■ **Dataset items**
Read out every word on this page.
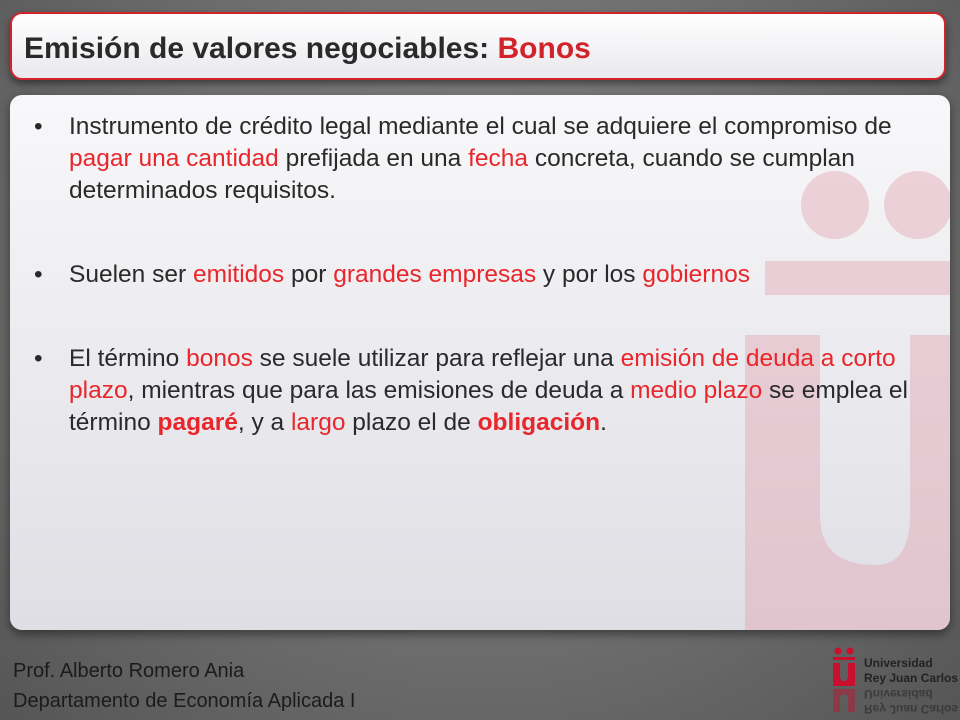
Emisión de valores negociables: Bonos
• Instrumento de crédito legal mediante el cual se adquiere el compromiso de pagar una cantidad prefijada en una fecha concreta, cuando se cumplan determinados requisitos.
• Suelen ser emitidos por grandes empresas y por los gobiernos
• El término bonos se suele utilizar para reflejar una emisión de deuda a corto plazo, mientras que para las emisiones de deuda a medio plazo se emplea el término pagaré, y a largo plazo el de obligación.
Prof. Alberto Romero Ania
Departamento de Economía Aplicada I
Universidad
Rey Juan Carlos
Rey Juan Carlos
Universidad
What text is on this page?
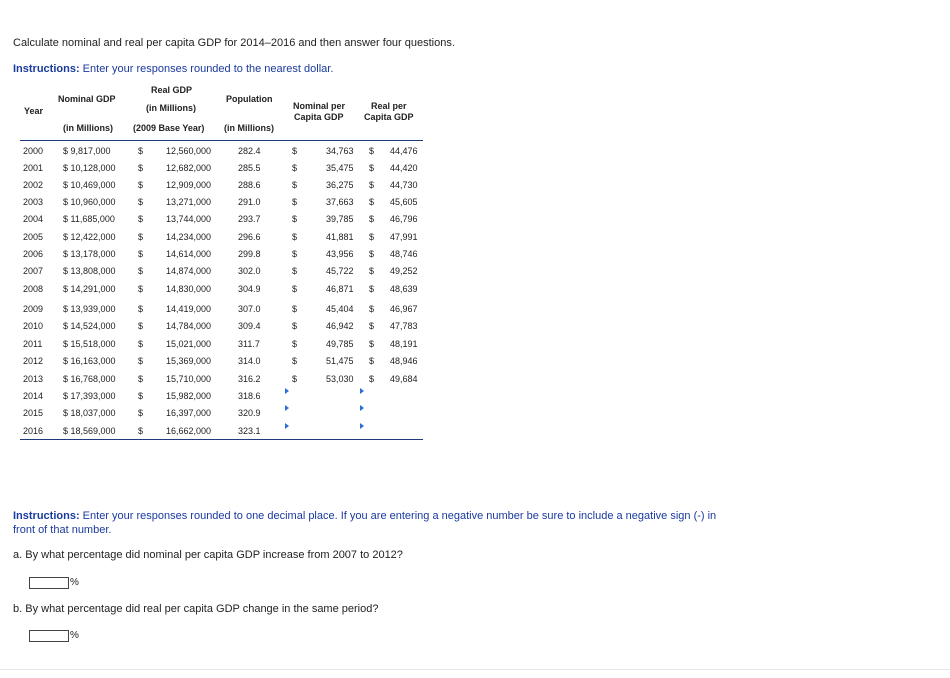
Calculate nominal and real per capita GDP for 2014–2016 and then answer four questions.
Instructions: Enter your responses rounded to the nearest dollar.
Year
Nominal GDP
(in Millions)
Real GDP
(in Millions)
(2009 Base Year)
Population
(in Millions)
Nominal per
Capita GDP
Real per
Capita GDP
2000 $ 9,817,000	$	12,560,000	282.4	$	34,763 $ 44,476
2001 $ 10,128,000 $	12,682,000	285.5	$	35,475 $ 44,420
2002 $ 10,469,000 $	12,909,000	288.6	$	36,275 $ 44,730
2003 $ 10,960,000 $	13,271,000	291.0	$	37,663 $ 45,605
2004 $ 11,685,000	$	13,744,000	293.7	$	39,785 $ 46,796
2005 $ 12,422,000 $	14,234,000	296.6	$	41,881 $ 47,991
2006 $ 13,178,000 $	14,614,000	299.8	$	43,956 $ 48,746
2007 $ 13,808,000 $	14,874,000	302.0	$	45,722 $ 49,252
2008 $ 14,291,000 $	14,830,000	304.9	$	46,871 $ 48,639
2009 $ 13,939,000 $	14,419,000	307.0	$	45,404 $ 46,967
2010 $ 14,524,000 $	14,784,000	309.4	$	46,942 $ 47,783
2011 $ 15,518,000 $	15,021,000	311.7	$	49,785 $ 48,191
2012 $ 16,163,000 $	15,369,000	314.0	$	51,475 $ 48,946
2013 $ 16,768,000 $	15,710,000	316.2	$	53,030 $ 49,684
2014 $ 17,393,000 $	15,982,000	318.6
2015 $ 18,037,000 $	16,397,000	320.9
2016 $ 18,569,000 $	16,662,000	323.1
Instructions: Enter your responses rounded to one decimal place. If you are entering a negative number be sure to include a negative sign (-) in front of that number.
a. By what percentage did nominal per capita GDP increase from 2007 to 2012?
%
b. By what percentage did real per capita GDP change in the same period?
%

■ **EXERCISE INSTRUCTIONS**
Exact duplication of all the records is required; pictures are omitted from the copy.

■ **OUTPUT OF THE TASK**
Read out every word on this page.
Emisión de valores negociables: Bonos
• Instrumento de crédito legal mediante el cual se adquiere el compromiso de pagar una cantidad prefijada en una fecha concreta, cuando se cumplan determinados requisitos.
• Suelen ser emitidos por grandes empresas y por los gobiernos
• El término bonos se suele utilizar para reflejar una emisión de deuda a corto plazo, mientras que para las emisiones de deuda a medio plazo se emplea el término pagaré, y a largo plazo el de obligación.
Prof. Alberto Romero Ania
Departamento de Economía Aplicada I
Universidad
Rey Juan Carlos
Rey Juan Carlos
Universidad
What text is on this page?
Calculate nominal and real per capita GDP for 2014–2016 and then answer four questions.
Instructions: Enter your responses rounded to the nearest dollar.
Year
Nominal GDP
(in Millions)
Real GDP
(in Millions)
(2009 Base Year)
Population
(in Millions)
Nominal per
Capita GDP
Real per
Capita GDP
2000 $ 9,817,000	$	12,560,000	282.4	$	34,763 $ 44,476
2001 $ 10,128,000 $	12,682,000	285.5	$	35,475 $ 44,420
2002 $ 10,469,000 $	12,909,000	288.6	$	36,275 $ 44,730
2003 $ 10,960,000 $	13,271,000	291.0	$	37,663 $ 45,605
2004 $ 11,685,000	$	13,744,000	293.7	$	39,785 $ 46,796
2005 $ 12,422,000 $	14,234,000	296.6	$	41,881 $ 47,991
2006 $ 13,178,000 $	14,614,000	299.8	$	43,956 $ 48,746
2007 $ 13,808,000 $	14,874,000	302.0	$	45,722 $ 49,252
2008 $ 14,291,000 $	14,830,000	304.9	$	46,871 $ 48,639
2009 $ 13,939,000 $	14,419,000	307.0	$	45,404 $ 46,967
2010 $ 14,524,000 $	14,784,000	309.4	$	46,942 $ 47,783
2011 $ 15,518,000 $	15,021,000	311.7	$	49,785 $ 48,191
2012 $ 16,163,000 $	15,369,000	314.0	$	51,475 $ 48,946
2013 $ 16,768,000 $	15,710,000	316.2	$	53,030 $ 49,684
2014 $ 17,393,000 $	15,982,000	318.6
2015 $ 18,037,000 $	16,397,000	320.9
2016 $ 18,569,000 $	16,662,000	323.1
Instructions: Enter your responses rounded to one decimal place. If you are entering a negative number be sure to include a negative sign (-) in front of that number.
a. By what percentage did nominal per capita GDP increase from 2007 to 2012?
%
b. By what percentage did real per capita GDP change in the same period?
%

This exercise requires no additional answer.